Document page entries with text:
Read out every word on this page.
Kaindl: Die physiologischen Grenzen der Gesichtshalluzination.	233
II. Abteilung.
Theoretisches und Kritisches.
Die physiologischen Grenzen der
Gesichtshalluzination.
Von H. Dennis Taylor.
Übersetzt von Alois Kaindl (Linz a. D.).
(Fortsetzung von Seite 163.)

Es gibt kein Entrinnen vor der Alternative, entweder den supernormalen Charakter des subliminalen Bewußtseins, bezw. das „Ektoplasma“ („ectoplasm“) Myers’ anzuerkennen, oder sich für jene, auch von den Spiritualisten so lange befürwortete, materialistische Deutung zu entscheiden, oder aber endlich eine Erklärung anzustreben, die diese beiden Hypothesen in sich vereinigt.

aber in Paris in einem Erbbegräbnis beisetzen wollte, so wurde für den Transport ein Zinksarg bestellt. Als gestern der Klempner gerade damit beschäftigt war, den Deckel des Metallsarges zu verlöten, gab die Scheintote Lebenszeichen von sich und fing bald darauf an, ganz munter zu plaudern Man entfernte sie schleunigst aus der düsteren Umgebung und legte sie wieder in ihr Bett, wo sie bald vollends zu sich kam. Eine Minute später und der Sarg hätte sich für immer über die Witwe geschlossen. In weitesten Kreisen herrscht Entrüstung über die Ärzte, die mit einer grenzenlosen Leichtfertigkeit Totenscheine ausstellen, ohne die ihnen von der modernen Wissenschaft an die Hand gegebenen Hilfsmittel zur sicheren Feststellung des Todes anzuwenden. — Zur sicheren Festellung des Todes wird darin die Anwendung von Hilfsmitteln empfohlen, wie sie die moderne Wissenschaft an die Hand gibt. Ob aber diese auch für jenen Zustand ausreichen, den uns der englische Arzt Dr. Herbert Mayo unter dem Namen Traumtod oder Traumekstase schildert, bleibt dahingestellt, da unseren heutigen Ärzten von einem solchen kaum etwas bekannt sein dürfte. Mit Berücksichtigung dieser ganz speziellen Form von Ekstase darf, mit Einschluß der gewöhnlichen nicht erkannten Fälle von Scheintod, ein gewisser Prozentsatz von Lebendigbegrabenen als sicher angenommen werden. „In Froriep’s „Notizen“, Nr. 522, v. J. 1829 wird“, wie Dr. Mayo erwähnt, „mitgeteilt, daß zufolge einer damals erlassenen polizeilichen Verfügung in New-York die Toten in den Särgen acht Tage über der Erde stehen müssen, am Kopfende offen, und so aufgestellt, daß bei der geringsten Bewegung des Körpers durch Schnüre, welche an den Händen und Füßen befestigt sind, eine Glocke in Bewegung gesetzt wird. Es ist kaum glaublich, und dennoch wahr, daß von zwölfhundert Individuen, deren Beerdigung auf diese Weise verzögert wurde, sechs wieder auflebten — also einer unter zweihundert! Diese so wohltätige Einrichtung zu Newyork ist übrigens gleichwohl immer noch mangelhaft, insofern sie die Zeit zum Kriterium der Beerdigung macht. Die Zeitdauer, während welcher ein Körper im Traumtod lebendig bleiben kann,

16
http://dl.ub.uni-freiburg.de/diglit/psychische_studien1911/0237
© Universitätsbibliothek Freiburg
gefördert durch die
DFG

WHAT IS REQUIRED:
Wherever a line of the entries holds the string "Kaindl", copy that line.

SOLUTION FOR THIS PROBLEM:
Kaindl: Die physiologischen Grenzen der Gesichtshalluzination.	233
Übersetzt von Alois Kaindl (Linz a. D.).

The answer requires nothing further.